(begin)

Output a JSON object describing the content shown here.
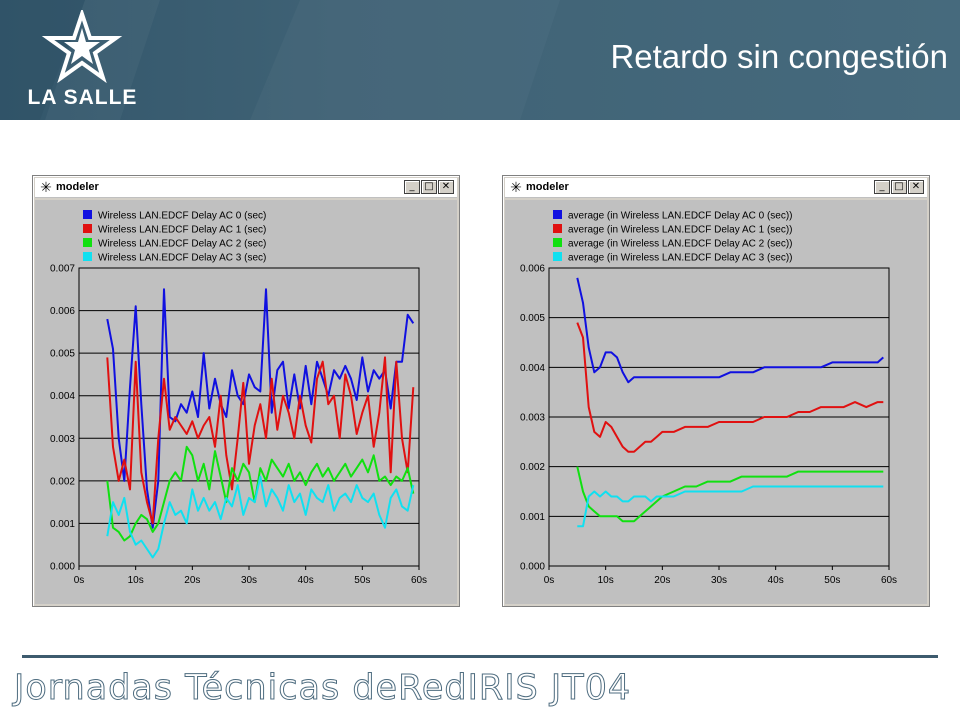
{
  "header": {
    "logo_text": "LA SALLE",
    "title": "Retardo sin congestión",
    "band_color": "#3d5f72"
  },
  "footer": {
    "text": "Jornadas Técnicas deRedIRIS JT04"
  },
  "windows": [
    {
      "title": "modeler",
      "icon": "star-icon",
      "buttons": [
        "minimize",
        "maximize",
        "close"
      ]
    },
    {
      "title": "modeler",
      "icon": "star-icon",
      "buttons": [
        "minimize",
        "maximize",
        "close"
      ]
    }
  ],
  "chart_data": [
    {
      "type": "line",
      "plot_bg": "#c0c0c0",
      "grid": true,
      "xlim": [
        0,
        60
      ],
      "ylim": [
        0,
        0.007
      ],
      "x_ticks": [
        "0s",
        "10s",
        "20s",
        "30s",
        "40s",
        "50s",
        "60s"
      ],
      "y_ticks": [
        "0.000",
        "0.001",
        "0.002",
        "0.003",
        "0.004",
        "0.005",
        "0.006",
        "0.007"
      ],
      "legend": "top-left",
      "series": [
        {
          "name": "Wireless LAN.EDCF Delay AC 0 (sec)",
          "color": "#1010e0",
          "x": [
            5,
            6,
            7,
            8,
            9,
            10,
            11,
            12,
            13,
            14,
            15,
            16,
            17,
            18,
            19,
            20,
            21,
            22,
            23,
            24,
            25,
            26,
            27,
            28,
            29,
            30,
            31,
            32,
            33,
            34,
            35,
            36,
            37,
            38,
            39,
            40,
            41,
            42,
            43,
            44,
            45,
            46,
            47,
            48,
            49,
            50,
            51,
            52,
            53,
            54,
            55,
            56,
            57,
            58,
            59
          ],
          "values": [
            0.0058,
            0.0051,
            0.003,
            0.002,
            0.0042,
            0.0061,
            0.0038,
            0.0018,
            0.0009,
            0.002,
            0.0065,
            0.0035,
            0.0034,
            0.0038,
            0.0036,
            0.0041,
            0.0035,
            0.005,
            0.0037,
            0.0044,
            0.0038,
            0.0035,
            0.0046,
            0.004,
            0.0038,
            0.0045,
            0.0042,
            0.0041,
            0.0065,
            0.0036,
            0.0046,
            0.0048,
            0.0037,
            0.0045,
            0.0037,
            0.0047,
            0.0038,
            0.0048,
            0.0044,
            0.004,
            0.0046,
            0.0044,
            0.0047,
            0.0044,
            0.0039,
            0.0049,
            0.0041,
            0.0046,
            0.0044,
            0.0046,
            0.0037,
            0.0048,
            0.0048,
            0.0059,
            0.0057
          ]
        },
        {
          "name": "Wireless LAN.EDCF Delay AC 1 (sec)",
          "color": "#e01010",
          "x": [
            5,
            6,
            7,
            8,
            9,
            10,
            11,
            12,
            13,
            14,
            15,
            16,
            17,
            18,
            19,
            20,
            21,
            22,
            23,
            24,
            25,
            26,
            27,
            28,
            29,
            30,
            31,
            32,
            33,
            34,
            35,
            36,
            37,
            38,
            39,
            40,
            41,
            42,
            43,
            44,
            45,
            46,
            47,
            48,
            49,
            50,
            51,
            52,
            53,
            54,
            55,
            56,
            57,
            58,
            59
          ],
          "values": [
            0.0049,
            0.0028,
            0.002,
            0.0025,
            0.0018,
            0.0048,
            0.0022,
            0.0015,
            0.001,
            0.003,
            0.0044,
            0.0032,
            0.0035,
            0.0033,
            0.0031,
            0.0034,
            0.003,
            0.0033,
            0.0035,
            0.0028,
            0.004,
            0.0026,
            0.0018,
            0.003,
            0.0043,
            0.0024,
            0.0033,
            0.0038,
            0.003,
            0.0044,
            0.0032,
            0.004,
            0.0036,
            0.003,
            0.004,
            0.0033,
            0.0029,
            0.0044,
            0.0048,
            0.0038,
            0.004,
            0.003,
            0.0045,
            0.004,
            0.0031,
            0.0036,
            0.004,
            0.0028,
            0.0036,
            0.0049,
            0.0022,
            0.0048,
            0.003,
            0.0022,
            0.0042
          ]
        },
        {
          "name": "Wireless LAN.EDCF Delay AC 2 (sec)",
          "color": "#10e010",
          "x": [
            5,
            6,
            7,
            8,
            9,
            10,
            11,
            12,
            13,
            14,
            15,
            16,
            17,
            18,
            19,
            20,
            21,
            22,
            23,
            24,
            25,
            26,
            27,
            28,
            29,
            30,
            31,
            32,
            33,
            34,
            35,
            36,
            37,
            38,
            39,
            40,
            41,
            42,
            43,
            44,
            45,
            46,
            47,
            48,
            49,
            50,
            51,
            52,
            53,
            54,
            55,
            56,
            57,
            58,
            59
          ],
          "values": [
            0.002,
            0.0009,
            0.0008,
            0.0006,
            0.0007,
            0.001,
            0.0012,
            0.0011,
            0.0008,
            0.001,
            0.0015,
            0.002,
            0.0022,
            0.002,
            0.0028,
            0.0026,
            0.002,
            0.0024,
            0.0018,
            0.0027,
            0.0021,
            0.0015,
            0.0023,
            0.002,
            0.0024,
            0.0022,
            0.0015,
            0.0023,
            0.002,
            0.0025,
            0.0023,
            0.0021,
            0.0024,
            0.002,
            0.0022,
            0.0019,
            0.0022,
            0.0024,
            0.0021,
            0.0023,
            0.002,
            0.0022,
            0.0024,
            0.0021,
            0.0023,
            0.0025,
            0.0022,
            0.0026,
            0.002,
            0.0021,
            0.0019,
            0.0021,
            0.002,
            0.0023,
            0.0017
          ]
        },
        {
          "name": "Wireless LAN.EDCF Delay AC 3 (sec)",
          "color": "#10e0f0",
          "x": [
            5,
            6,
            7,
            8,
            9,
            10,
            11,
            12,
            13,
            14,
            15,
            16,
            17,
            18,
            19,
            20,
            21,
            22,
            23,
            24,
            25,
            26,
            27,
            28,
            29,
            30,
            31,
            32,
            33,
            34,
            35,
            36,
            37,
            38,
            39,
            40,
            41,
            42,
            43,
            44,
            45,
            46,
            47,
            48,
            49,
            50,
            51,
            52,
            53,
            54,
            55,
            56,
            57,
            58,
            59
          ],
          "values": [
            0.0007,
            0.0015,
            0.0012,
            0.0016,
            0.0008,
            0.0005,
            0.0006,
            0.0004,
            0.0002,
            0.0004,
            0.001,
            0.0015,
            0.0012,
            0.0013,
            0.001,
            0.0018,
            0.0013,
            0.0016,
            0.0013,
            0.0015,
            0.0011,
            0.0016,
            0.0014,
            0.0019,
            0.0012,
            0.0016,
            0.0015,
            0.0021,
            0.0014,
            0.0018,
            0.0016,
            0.0013,
            0.0019,
            0.0015,
            0.0017,
            0.0012,
            0.0018,
            0.0016,
            0.0015,
            0.0019,
            0.0013,
            0.0016,
            0.0017,
            0.0015,
            0.0019,
            0.0016,
            0.0015,
            0.0017,
            0.0012,
            0.0009,
            0.0016,
            0.0018,
            0.0014,
            0.0013,
            0.0019
          ]
        }
      ]
    },
    {
      "type": "line",
      "plot_bg": "#c0c0c0",
      "grid": true,
      "xlim": [
        0,
        60
      ],
      "ylim": [
        0,
        0.006
      ],
      "x_ticks": [
        "0s",
        "10s",
        "20s",
        "30s",
        "40s",
        "50s",
        "60s"
      ],
      "y_ticks": [
        "0.000",
        "0.001",
        "0.002",
        "0.003",
        "0.004",
        "0.005",
        "0.006"
      ],
      "legend": "top-left",
      "series": [
        {
          "name": "average (in Wireless LAN.EDCF Delay AC 0 (sec))",
          "color": "#1010e0",
          "x": [
            5,
            6,
            7,
            8,
            9,
            10,
            11,
            12,
            13,
            14,
            15,
            16,
            17,
            18,
            19,
            20,
            22,
            24,
            26,
            28,
            30,
            32,
            34,
            36,
            38,
            40,
            42,
            44,
            46,
            48,
            50,
            52,
            54,
            56,
            58,
            59
          ],
          "values": [
            0.0058,
            0.0053,
            0.0044,
            0.0039,
            0.004,
            0.0043,
            0.0043,
            0.0042,
            0.0039,
            0.0037,
            0.0038,
            0.0038,
            0.0038,
            0.0038,
            0.0038,
            0.0038,
            0.0038,
            0.0038,
            0.0038,
            0.0038,
            0.0038,
            0.0039,
            0.0039,
            0.0039,
            0.004,
            0.004,
            0.004,
            0.004,
            0.004,
            0.004,
            0.0041,
            0.0041,
            0.0041,
            0.0041,
            0.0041,
            0.0042
          ]
        },
        {
          "name": "average (in Wireless LAN.EDCF Delay AC 1 (sec))",
          "color": "#e01010",
          "x": [
            5,
            6,
            7,
            8,
            9,
            10,
            11,
            12,
            13,
            14,
            15,
            16,
            17,
            18,
            19,
            20,
            22,
            24,
            26,
            28,
            30,
            32,
            34,
            36,
            38,
            40,
            42,
            44,
            46,
            48,
            50,
            52,
            54,
            56,
            58,
            59
          ],
          "values": [
            0.0049,
            0.0046,
            0.0032,
            0.0027,
            0.0026,
            0.0029,
            0.0028,
            0.0026,
            0.0024,
            0.0023,
            0.0023,
            0.0024,
            0.0025,
            0.0025,
            0.0026,
            0.0027,
            0.0027,
            0.0028,
            0.0028,
            0.0028,
            0.0029,
            0.0029,
            0.0029,
            0.0029,
            0.003,
            0.003,
            0.003,
            0.0031,
            0.0031,
            0.0032,
            0.0032,
            0.0032,
            0.0033,
            0.0032,
            0.0033,
            0.0033
          ]
        },
        {
          "name": "average (in Wireless LAN.EDCF Delay AC 2 (sec))",
          "color": "#10e010",
          "x": [
            5,
            6,
            7,
            8,
            9,
            10,
            11,
            12,
            13,
            14,
            15,
            16,
            17,
            18,
            19,
            20,
            22,
            24,
            26,
            28,
            30,
            32,
            34,
            36,
            38,
            40,
            42,
            44,
            46,
            48,
            50,
            52,
            54,
            56,
            58,
            59
          ],
          "values": [
            0.002,
            0.0015,
            0.0012,
            0.0011,
            0.001,
            0.001,
            0.001,
            0.001,
            0.0009,
            0.0009,
            0.0009,
            0.001,
            0.0011,
            0.0012,
            0.0013,
            0.0014,
            0.0015,
            0.0016,
            0.0016,
            0.0017,
            0.0017,
            0.0017,
            0.0018,
            0.0018,
            0.0018,
            0.0018,
            0.0018,
            0.0019,
            0.0019,
            0.0019,
            0.0019,
            0.0019,
            0.0019,
            0.0019,
            0.0019,
            0.0019
          ]
        },
        {
          "name": "average (in Wireless LAN.EDCF Delay AC 3 (sec))",
          "color": "#10e0f0",
          "x": [
            5,
            6,
            7,
            8,
            9,
            10,
            11,
            12,
            13,
            14,
            15,
            16,
            17,
            18,
            19,
            20,
            22,
            24,
            26,
            28,
            30,
            32,
            34,
            36,
            38,
            40,
            42,
            44,
            46,
            48,
            50,
            52,
            54,
            56,
            58,
            59
          ],
          "values": [
            0.0008,
            0.0008,
            0.0014,
            0.0015,
            0.0014,
            0.0015,
            0.0014,
            0.0014,
            0.0013,
            0.0013,
            0.0014,
            0.0014,
            0.0014,
            0.0013,
            0.0014,
            0.0014,
            0.0014,
            0.0015,
            0.0015,
            0.0015,
            0.0015,
            0.0015,
            0.0015,
            0.0016,
            0.0016,
            0.0016,
            0.0016,
            0.0016,
            0.0016,
            0.0016,
            0.0016,
            0.0016,
            0.0016,
            0.0016,
            0.0016,
            0.0016
          ]
        }
      ]
    }
  ]
}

(end)

How many of the lines above hold the word "Delay"? Give only that number.

(EXERCISE RESULT): 8